Update the items below by changing every "Power Dissipation Index" to "PDI" and leaving every other part of each line untouched.

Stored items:
----------------------------------------
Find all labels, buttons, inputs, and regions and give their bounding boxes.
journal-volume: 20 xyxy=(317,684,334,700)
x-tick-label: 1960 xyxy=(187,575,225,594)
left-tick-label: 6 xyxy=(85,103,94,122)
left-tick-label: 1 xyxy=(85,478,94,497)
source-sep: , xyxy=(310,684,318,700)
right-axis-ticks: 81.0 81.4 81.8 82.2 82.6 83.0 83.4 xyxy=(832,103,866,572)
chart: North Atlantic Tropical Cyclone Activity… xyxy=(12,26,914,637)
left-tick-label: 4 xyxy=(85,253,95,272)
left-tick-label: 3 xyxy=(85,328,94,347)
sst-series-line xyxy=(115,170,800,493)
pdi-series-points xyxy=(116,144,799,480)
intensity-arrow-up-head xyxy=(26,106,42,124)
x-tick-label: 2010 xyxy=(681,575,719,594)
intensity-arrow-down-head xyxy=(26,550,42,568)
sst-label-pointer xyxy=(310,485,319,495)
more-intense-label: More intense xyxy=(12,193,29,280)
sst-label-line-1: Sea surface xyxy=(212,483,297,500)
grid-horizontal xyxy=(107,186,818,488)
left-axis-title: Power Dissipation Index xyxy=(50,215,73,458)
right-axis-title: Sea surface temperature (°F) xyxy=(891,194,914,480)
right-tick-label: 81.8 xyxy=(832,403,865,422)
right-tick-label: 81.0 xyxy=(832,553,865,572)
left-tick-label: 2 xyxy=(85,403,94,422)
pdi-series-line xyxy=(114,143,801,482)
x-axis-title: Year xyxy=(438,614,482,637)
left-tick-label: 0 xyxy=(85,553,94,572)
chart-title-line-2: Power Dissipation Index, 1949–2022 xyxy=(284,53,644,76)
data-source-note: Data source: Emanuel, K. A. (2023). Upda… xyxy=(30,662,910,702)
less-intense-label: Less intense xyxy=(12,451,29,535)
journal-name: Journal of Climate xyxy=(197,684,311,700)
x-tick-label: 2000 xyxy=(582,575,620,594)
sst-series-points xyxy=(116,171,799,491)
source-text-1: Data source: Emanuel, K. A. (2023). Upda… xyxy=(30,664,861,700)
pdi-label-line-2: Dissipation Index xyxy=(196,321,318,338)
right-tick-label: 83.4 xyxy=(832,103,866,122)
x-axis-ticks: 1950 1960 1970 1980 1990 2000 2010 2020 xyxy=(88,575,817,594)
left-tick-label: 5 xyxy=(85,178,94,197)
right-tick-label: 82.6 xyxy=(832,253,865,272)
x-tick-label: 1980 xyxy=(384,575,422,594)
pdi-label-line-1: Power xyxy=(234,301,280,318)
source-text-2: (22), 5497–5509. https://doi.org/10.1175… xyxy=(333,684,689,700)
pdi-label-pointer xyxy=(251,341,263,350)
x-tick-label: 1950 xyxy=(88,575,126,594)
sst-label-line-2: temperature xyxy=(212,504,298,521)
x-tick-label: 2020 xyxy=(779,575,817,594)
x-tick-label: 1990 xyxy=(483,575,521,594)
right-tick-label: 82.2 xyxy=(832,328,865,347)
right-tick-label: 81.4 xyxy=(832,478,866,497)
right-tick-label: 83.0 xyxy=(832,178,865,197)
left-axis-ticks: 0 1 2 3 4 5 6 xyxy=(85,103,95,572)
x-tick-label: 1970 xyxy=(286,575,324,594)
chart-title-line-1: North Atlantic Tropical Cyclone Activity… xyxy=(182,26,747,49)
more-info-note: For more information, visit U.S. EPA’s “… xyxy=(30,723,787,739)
----------------------------------------
## REPLY
Find all labels, buttons, inputs, and regions and give their bounding boxes.
journal-volume: 20 xyxy=(317,684,334,700)
x-tick-label: 1960 xyxy=(187,575,225,594)
left-tick-label: 6 xyxy=(85,103,94,122)
left-tick-label: 1 xyxy=(85,478,94,497)
source-sep: , xyxy=(310,684,318,700)
right-axis-ticks: 81.0 81.4 81.8 82.2 82.6 83.0 83.4 xyxy=(832,103,866,572)
chart: North Atlantic Tropical Cyclone Activity… xyxy=(12,26,914,637)
left-tick-label: 4 xyxy=(85,253,95,272)
left-tick-label: 3 xyxy=(85,328,94,347)
sst-series-line xyxy=(115,170,800,493)
pdi-series-points xyxy=(116,144,799,480)
intensity-arrow-up-head xyxy=(26,106,42,124)
x-tick-label: 2010 xyxy=(681,575,719,594)
intensity-arrow-down-head xyxy=(26,550,42,568)
sst-label-pointer xyxy=(310,485,319,495)
more-intense-label: More intense xyxy=(12,193,29,280)
sst-label-line-1: Sea surface xyxy=(212,483,297,500)
grid-horizontal xyxy=(107,186,818,488)
left-axis-title: PDI xyxy=(50,215,73,458)
right-axis-title: Sea surface temperature (°F) xyxy=(891,194,914,480)
right-tick-label: 81.8 xyxy=(832,403,865,422)
right-tick-label: 81.0 xyxy=(832,553,865,572)
left-tick-label: 2 xyxy=(85,403,94,422)
pdi-series-line xyxy=(114,143,801,482)
x-axis-title: Year xyxy=(438,614,482,637)
left-tick-label: 0 xyxy=(85,553,94,572)
chart-title-line-2: PDI, 1949–2022 xyxy=(284,53,644,76)
data-source-note: Data source: Emanuel, K. A. (2023). Upda… xyxy=(30,662,910,702)
less-intense-label: Less intense xyxy=(12,451,29,535)
journal-name: Journal of Climate xyxy=(197,684,311,700)
x-tick-label: 2000 xyxy=(582,575,620,594)
sst-series-points xyxy=(116,171,799,491)
source-text-1: Data source: Emanuel, K. A. (2023). Upda… xyxy=(30,664,861,700)
pdi-label-line-2: Dissipation Index xyxy=(196,321,318,338)
right-tick-label: 83.4 xyxy=(832,103,866,122)
x-axis-ticks: 1950 1960 1970 1980 1990 2000 2010 2020 xyxy=(88,575,817,594)
left-tick-label: 5 xyxy=(85,178,94,197)
right-tick-label: 82.6 xyxy=(832,253,865,272)
x-tick-label: 1980 xyxy=(384,575,422,594)
pdi-label-line-1: Power xyxy=(234,301,280,318)
source-text-2: (22), 5497–5509. https://doi.org/10.1175… xyxy=(333,684,689,700)
pdi-label-pointer xyxy=(251,341,263,350)
x-tick-label: 1950 xyxy=(88,575,126,594)
sst-label-line-2: temperature xyxy=(212,504,298,521)
x-tick-label: 2020 xyxy=(779,575,817,594)
x-tick-label: 1990 xyxy=(483,575,521,594)
right-tick-label: 82.2 xyxy=(832,328,865,347)
right-tick-label: 81.4 xyxy=(832,478,866,497)
right-tick-label: 83.0 xyxy=(832,178,865,197)
left-axis-ticks: 0 1 2 3 4 5 6 xyxy=(85,103,95,572)
x-tick-label: 1970 xyxy=(286,575,324,594)
chart-title-line-1: North Atlantic Tropical Cyclone Activity… xyxy=(182,26,747,49)
more-info-note: For more information, visit U.S. EPA’s “… xyxy=(30,723,787,739)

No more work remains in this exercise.